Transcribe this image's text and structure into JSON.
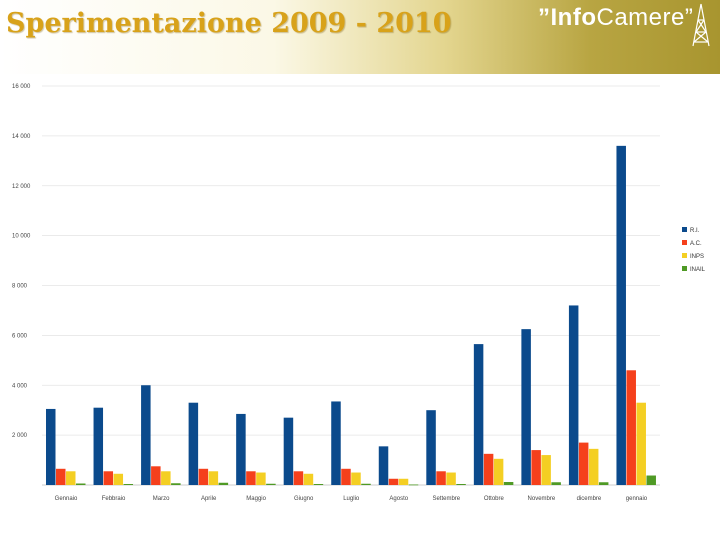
{
  "header": {
    "title": "Sperimentazione 2009 - 2010",
    "logo_part1": "”Info",
    "logo_part2": "Camere”"
  },
  "colors": {
    "title": "#d8a21a",
    "header_gold": "#a8952f",
    "series": [
      "#0b4a8c",
      "#f5401c",
      "#f4cf23",
      "#4f9a25"
    ]
  },
  "icons": [
    "antenna-icon"
  ],
  "chart_data": {
    "type": "bar",
    "title": "",
    "xlabel": "",
    "ylabel": "",
    "categories": [
      "Gennaio",
      "Febbraio",
      "Marzo",
      "Aprile",
      "Maggio",
      "Giugno",
      "Luglio",
      "Agosto",
      "Settembre",
      "Ottobre",
      "Novembre",
      "dicembre",
      "gennaio"
    ],
    "series": [
      {
        "name": "R.I.",
        "values": [
          3050,
          3100,
          4000,
          3300,
          2850,
          2700,
          3350,
          1550,
          3000,
          5650,
          6250,
          7200,
          13600
        ]
      },
      {
        "name": "A.C.",
        "values": [
          650,
          550,
          750,
          650,
          550,
          550,
          650,
          250,
          550,
          1250,
          1400,
          1700,
          4600
        ]
      },
      {
        "name": "INPS",
        "values": [
          550,
          450,
          550,
          550,
          500,
          450,
          500,
          250,
          500,
          1050,
          1200,
          1450,
          3300
        ]
      },
      {
        "name": "INAIL",
        "values": [
          60,
          40,
          70,
          90,
          50,
          40,
          50,
          20,
          40,
          120,
          110,
          110,
          380
        ]
      }
    ],
    "ylim": [
      0,
      16000
    ],
    "yticks": [
      "16 000",
      "14 000",
      "12 000",
      "10 000",
      "8 000",
      "6 000",
      "4 000",
      "2 000"
    ],
    "grid": "horizontal",
    "legend": "right"
  }
}
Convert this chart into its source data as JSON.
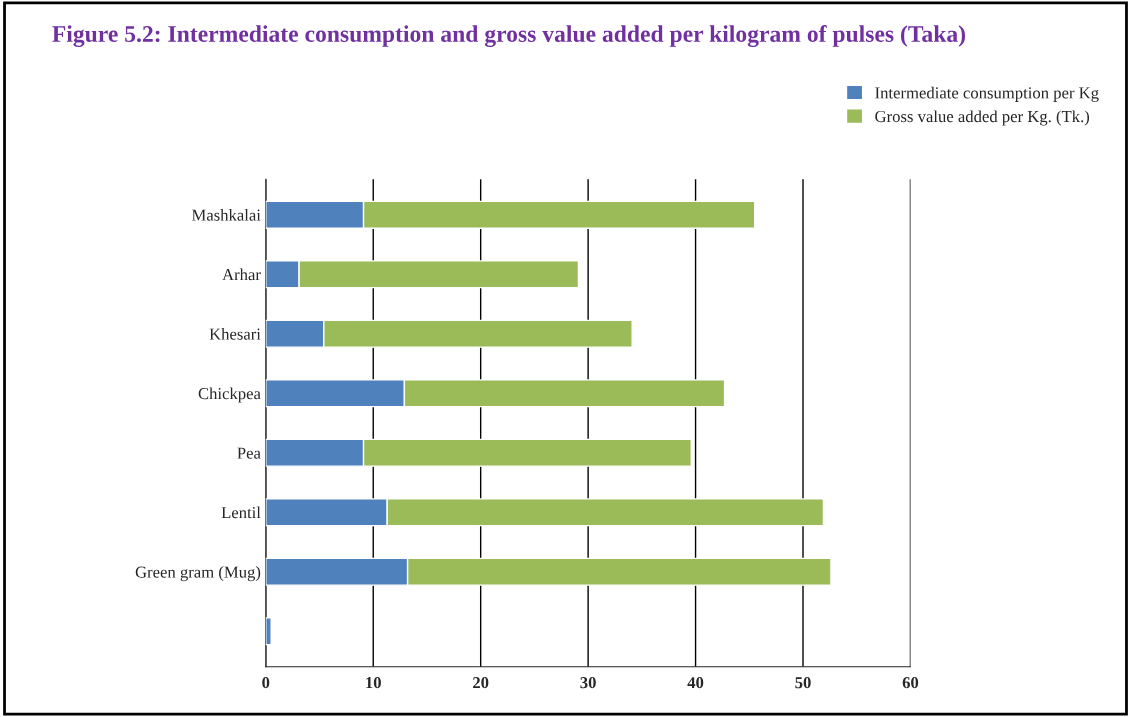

--

Exactly reproduce the entries above, minus the pictures.

Solution to this exercise:
Transcribe this image's text and structure into JSON.
{
  "header": {
    "title": "Sperimentazione 2009 - 2010",
    "logo_part1": "”Info",
    "logo_part2": "Camere”"
  },
  "colors": {
    "title": "#d8a21a",
    "header_gold": "#a8952f",
    "series": [
      "#0b4a8c",
      "#f5401c",
      "#f4cf23",
      "#4f9a25"
    ]
  },
  "icons": [
    "antenna-icon"
  ],
  "chart_data": {
    "type": "bar",
    "title": "",
    "xlabel": "",
    "ylabel": "",
    "categories": [
      "Gennaio",
      "Febbraio",
      "Marzo",
      "Aprile",
      "Maggio",
      "Giugno",
      "Luglio",
      "Agosto",
      "Settembre",
      "Ottobre",
      "Novembre",
      "dicembre",
      "gennaio"
    ],
    "series": [
      {
        "name": "R.I.",
        "values": [
          3050,
          3100,
          4000,
          3300,
          2850,
          2700,
          3350,
          1550,
          3000,
          5650,
          6250,
          7200,
          13600
        ]
      },
      {
        "name": "A.C.",
        "values": [
          650,
          550,
          750,
          650,
          550,
          550,
          650,
          250,
          550,
          1250,
          1400,
          1700,
          4600
        ]
      },
      {
        "name": "INPS",
        "values": [
          550,
          450,
          550,
          550,
          500,
          450,
          500,
          250,
          500,
          1050,
          1200,
          1450,
          3300
        ]
      },
      {
        "name": "INAIL",
        "values": [
          60,
          40,
          70,
          90,
          50,
          40,
          50,
          20,
          40,
          120,
          110,
          110,
          380
        ]
      }
    ],
    "ylim": [
      0,
      16000
    ],
    "yticks": [
      "16 000",
      "14 000",
      "12 000",
      "10 000",
      "8 000",
      "6 000",
      "4 000",
      "2 000"
    ],
    "grid": "horizontal",
    "legend": "right"
  }
}
Convert this chart into its source data as JSON.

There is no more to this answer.